**PROBLEM DESCRIPTION**
Output all the material that follows, exactly as given.

**SOURCE RECORDS**
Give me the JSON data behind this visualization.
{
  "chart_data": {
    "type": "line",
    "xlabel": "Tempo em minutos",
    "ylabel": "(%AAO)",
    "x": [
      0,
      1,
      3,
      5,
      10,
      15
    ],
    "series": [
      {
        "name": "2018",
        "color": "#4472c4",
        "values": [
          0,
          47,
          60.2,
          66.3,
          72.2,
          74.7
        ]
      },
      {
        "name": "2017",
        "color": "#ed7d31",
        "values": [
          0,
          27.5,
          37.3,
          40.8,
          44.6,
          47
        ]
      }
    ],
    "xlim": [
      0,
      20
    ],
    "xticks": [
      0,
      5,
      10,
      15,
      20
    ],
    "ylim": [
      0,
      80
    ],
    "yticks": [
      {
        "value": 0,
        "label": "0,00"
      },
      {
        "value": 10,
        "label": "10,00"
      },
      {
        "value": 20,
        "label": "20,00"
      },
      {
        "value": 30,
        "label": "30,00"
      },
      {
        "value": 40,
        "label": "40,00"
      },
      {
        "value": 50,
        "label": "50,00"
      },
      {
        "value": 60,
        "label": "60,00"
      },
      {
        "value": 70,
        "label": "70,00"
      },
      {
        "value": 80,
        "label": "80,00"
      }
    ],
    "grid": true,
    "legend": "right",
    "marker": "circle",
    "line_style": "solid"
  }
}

**SOLVED EXERCISE**
Give me the JSON data behind this visualization.
{
  "chart_data": {
    "type": "line",
    "xlabel": "Tempo em minutos",
    "ylabel": "(%AAO)",
    "x": [
      0,
      1,
      3,
      5,
      10,
      15
    ],
    "series": [
      {
        "name": "2018",
        "color": "#4472c4",
        "values": [
          0,
          47,
          60.2,
          66.3,
          72.2,
          74.7
        ]
      },
      {
        "name": "2017",
        "color": "#ed7d31",
        "values": [
          0,
          27.5,
          37.3,
          40.8,
          44.6,
          47
        ]
      }
    ],
    "xlim": [
      0,
      20
    ],
    "xticks": [
      0,
      5,
      10,
      15,
      20
    ],
    "ylim": [
      0,
      80
    ],
    "yticks": [
      {
        "value": 0,
        "label": "0,00"
      },
      {
        "value": 10,
        "label": "10,00"
      },
      {
        "value": 20,
        "label": "20,00"
      },
      {
        "value": 30,
        "label": "30,00"
      },
      {
        "value": 40,
        "label": "40,00"
      },
      {
        "value": 50,
        "label": "50,00"
      },
      {
        "value": 60,
        "label": "60,00"
      },
      {
        "value": 70,
        "label": "70,00"
      },
      {
        "value": 80,
        "label": "80,00"
      }
    ],
    "grid": true,
    "legend": "right",
    "marker": "circle",
    "line_style": "solid"
  }
}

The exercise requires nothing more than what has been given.